What to do
Search the records for "card" and copy each line that holds it.

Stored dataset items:

+-------+

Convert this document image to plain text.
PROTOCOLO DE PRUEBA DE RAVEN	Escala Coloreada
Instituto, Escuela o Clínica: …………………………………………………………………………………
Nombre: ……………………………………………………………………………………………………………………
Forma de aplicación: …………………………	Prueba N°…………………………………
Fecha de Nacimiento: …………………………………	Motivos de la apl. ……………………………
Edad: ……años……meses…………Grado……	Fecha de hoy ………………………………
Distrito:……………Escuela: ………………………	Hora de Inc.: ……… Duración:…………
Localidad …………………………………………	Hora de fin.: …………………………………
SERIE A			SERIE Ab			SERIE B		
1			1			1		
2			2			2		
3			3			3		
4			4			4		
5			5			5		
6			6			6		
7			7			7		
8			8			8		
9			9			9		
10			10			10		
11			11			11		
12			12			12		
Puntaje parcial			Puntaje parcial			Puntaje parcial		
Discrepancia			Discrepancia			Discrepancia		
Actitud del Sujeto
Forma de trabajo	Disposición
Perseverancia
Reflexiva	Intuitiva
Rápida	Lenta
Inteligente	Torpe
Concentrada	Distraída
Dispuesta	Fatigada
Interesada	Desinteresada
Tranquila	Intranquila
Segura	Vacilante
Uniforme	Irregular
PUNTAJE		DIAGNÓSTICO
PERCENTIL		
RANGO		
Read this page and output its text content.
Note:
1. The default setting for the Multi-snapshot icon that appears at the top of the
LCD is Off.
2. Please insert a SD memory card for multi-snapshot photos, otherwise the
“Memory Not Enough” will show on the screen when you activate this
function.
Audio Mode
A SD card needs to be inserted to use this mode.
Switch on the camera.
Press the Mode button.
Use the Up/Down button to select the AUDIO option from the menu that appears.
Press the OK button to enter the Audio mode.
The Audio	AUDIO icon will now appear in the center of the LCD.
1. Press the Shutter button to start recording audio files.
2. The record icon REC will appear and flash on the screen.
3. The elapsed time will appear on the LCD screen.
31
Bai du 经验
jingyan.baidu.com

+-------+

Task result
2. Please insert a SD memory card for multi-snapshot photos, otherwise the
A SD card needs to be inserted to use this mode.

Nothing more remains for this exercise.